» **The problem**
Copy each line below that includes "Togetherness".

» **Data listing**
--- start ---

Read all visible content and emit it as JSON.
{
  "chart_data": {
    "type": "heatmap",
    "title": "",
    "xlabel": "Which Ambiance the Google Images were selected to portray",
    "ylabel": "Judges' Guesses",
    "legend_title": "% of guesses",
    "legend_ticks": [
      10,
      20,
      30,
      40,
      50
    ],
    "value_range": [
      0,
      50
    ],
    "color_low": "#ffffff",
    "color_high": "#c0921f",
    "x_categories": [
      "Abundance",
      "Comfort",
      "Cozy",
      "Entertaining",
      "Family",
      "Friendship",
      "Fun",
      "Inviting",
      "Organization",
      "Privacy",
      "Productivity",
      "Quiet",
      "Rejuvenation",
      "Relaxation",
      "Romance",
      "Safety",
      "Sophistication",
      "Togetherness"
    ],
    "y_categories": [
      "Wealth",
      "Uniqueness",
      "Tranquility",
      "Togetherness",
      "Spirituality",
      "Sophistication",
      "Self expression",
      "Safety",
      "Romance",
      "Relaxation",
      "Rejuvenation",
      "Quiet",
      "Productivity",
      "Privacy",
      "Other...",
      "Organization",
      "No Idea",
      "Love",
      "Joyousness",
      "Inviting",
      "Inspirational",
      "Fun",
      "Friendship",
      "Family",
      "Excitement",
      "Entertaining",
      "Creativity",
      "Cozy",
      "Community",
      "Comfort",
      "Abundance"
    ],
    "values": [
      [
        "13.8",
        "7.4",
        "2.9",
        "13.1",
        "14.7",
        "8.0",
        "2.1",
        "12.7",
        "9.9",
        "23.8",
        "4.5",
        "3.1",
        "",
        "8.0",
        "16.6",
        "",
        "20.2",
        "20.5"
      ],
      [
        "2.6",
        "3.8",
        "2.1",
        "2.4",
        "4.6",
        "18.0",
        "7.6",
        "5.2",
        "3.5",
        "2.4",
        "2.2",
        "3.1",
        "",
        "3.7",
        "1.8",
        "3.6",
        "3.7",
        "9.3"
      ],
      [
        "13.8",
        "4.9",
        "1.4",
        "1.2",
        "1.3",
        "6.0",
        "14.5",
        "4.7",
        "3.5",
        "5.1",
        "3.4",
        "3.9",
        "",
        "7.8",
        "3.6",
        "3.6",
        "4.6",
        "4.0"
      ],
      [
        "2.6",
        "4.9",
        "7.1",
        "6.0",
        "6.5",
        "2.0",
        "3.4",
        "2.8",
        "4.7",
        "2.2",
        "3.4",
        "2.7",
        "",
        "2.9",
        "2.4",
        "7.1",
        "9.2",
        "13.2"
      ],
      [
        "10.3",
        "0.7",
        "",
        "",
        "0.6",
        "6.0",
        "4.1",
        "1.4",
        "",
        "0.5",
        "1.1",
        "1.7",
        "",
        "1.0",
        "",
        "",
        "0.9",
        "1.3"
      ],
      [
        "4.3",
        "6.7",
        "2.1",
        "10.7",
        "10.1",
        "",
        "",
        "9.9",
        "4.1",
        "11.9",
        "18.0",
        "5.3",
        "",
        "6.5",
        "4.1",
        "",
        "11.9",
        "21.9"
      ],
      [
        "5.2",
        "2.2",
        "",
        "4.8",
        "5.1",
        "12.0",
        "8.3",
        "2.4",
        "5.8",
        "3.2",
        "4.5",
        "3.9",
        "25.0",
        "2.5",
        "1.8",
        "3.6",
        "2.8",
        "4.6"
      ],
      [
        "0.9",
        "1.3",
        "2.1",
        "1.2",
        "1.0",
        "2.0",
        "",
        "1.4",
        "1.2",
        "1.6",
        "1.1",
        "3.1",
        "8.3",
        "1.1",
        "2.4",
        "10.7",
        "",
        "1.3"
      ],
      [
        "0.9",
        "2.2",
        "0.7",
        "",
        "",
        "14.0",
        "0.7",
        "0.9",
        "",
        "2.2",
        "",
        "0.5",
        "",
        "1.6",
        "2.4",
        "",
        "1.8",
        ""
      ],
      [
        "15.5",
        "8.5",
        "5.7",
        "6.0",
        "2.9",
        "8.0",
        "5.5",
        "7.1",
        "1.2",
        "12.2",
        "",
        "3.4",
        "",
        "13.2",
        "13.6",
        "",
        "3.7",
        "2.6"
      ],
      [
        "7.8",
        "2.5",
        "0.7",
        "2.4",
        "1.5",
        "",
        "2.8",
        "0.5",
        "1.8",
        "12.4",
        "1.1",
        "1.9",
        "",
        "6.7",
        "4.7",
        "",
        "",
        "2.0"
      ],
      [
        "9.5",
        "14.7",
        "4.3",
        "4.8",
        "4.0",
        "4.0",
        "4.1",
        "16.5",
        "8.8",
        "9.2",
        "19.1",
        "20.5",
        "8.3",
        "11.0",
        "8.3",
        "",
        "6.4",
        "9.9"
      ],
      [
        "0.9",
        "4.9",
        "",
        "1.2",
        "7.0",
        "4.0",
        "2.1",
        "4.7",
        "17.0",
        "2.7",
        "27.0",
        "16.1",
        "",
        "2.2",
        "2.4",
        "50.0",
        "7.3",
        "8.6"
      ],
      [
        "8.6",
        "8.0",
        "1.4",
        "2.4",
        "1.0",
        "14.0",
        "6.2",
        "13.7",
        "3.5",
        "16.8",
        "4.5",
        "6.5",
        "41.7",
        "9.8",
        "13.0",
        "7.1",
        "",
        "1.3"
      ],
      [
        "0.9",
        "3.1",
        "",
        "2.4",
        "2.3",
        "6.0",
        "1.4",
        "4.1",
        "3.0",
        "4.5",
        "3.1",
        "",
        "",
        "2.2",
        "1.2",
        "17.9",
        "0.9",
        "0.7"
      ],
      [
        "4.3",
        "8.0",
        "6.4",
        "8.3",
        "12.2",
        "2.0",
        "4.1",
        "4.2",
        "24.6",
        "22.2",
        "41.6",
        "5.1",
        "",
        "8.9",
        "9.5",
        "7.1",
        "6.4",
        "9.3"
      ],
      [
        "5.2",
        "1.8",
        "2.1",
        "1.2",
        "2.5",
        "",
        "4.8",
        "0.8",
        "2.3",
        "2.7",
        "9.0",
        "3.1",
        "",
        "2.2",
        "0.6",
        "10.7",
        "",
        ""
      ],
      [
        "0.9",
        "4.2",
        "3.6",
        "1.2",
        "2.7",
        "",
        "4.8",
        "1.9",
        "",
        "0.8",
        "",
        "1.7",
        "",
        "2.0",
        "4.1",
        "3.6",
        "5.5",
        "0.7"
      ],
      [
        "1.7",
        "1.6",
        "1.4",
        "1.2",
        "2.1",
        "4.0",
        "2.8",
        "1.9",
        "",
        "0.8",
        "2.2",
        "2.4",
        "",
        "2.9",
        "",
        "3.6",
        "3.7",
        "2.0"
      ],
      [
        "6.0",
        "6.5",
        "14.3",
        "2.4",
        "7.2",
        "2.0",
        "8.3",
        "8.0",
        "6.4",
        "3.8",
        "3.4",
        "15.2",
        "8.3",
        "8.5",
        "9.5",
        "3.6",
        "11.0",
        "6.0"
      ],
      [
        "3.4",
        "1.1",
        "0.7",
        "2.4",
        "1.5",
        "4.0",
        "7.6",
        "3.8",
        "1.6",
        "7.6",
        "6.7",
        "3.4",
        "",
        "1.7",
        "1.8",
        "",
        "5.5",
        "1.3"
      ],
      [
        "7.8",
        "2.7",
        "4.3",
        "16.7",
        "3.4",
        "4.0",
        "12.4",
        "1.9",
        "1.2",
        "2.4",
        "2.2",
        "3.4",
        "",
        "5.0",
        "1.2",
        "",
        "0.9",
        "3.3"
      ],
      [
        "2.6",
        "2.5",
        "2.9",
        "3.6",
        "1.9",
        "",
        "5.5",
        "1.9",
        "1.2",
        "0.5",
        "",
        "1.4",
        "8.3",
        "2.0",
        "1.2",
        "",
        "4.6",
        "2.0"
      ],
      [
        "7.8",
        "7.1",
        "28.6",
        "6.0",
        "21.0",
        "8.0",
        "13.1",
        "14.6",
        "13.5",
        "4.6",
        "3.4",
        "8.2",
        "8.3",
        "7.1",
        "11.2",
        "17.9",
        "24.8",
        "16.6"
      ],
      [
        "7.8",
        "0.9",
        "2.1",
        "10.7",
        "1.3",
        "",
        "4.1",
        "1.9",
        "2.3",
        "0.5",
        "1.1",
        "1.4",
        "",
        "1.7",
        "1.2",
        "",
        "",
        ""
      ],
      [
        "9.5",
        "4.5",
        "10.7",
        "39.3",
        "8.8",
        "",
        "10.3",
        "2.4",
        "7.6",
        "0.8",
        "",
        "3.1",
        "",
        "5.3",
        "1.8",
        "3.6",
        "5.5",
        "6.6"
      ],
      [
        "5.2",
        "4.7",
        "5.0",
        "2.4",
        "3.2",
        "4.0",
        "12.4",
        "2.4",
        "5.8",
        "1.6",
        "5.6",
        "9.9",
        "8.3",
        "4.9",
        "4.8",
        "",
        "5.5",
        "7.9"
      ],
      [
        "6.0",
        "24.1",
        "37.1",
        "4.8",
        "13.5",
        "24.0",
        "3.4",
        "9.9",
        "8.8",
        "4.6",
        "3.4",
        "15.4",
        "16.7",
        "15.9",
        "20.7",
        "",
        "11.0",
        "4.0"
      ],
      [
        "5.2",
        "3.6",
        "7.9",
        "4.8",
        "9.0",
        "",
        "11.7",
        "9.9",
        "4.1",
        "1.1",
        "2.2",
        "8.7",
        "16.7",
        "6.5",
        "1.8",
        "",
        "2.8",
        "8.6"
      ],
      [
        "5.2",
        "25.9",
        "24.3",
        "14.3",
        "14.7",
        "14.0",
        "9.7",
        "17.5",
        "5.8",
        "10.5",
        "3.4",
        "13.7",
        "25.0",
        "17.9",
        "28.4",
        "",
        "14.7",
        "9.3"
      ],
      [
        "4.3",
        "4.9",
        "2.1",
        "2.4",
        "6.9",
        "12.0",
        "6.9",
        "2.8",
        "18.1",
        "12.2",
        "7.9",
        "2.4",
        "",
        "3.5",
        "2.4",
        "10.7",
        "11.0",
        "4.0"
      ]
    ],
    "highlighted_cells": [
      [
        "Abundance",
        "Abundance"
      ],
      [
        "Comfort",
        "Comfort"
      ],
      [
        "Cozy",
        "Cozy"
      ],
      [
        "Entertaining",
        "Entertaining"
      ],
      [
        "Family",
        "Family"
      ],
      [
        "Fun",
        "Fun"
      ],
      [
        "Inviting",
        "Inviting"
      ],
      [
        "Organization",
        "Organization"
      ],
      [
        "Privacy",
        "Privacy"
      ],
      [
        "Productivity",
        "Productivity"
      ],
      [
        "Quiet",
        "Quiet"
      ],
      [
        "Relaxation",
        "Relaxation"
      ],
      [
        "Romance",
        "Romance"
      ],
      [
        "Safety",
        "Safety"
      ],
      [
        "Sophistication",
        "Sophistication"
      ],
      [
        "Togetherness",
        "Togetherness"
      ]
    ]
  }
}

--- end ---

» **Finished exercise**
      "Togetherness"
      "Togetherness",
        "Togetherness",
        "Togetherness"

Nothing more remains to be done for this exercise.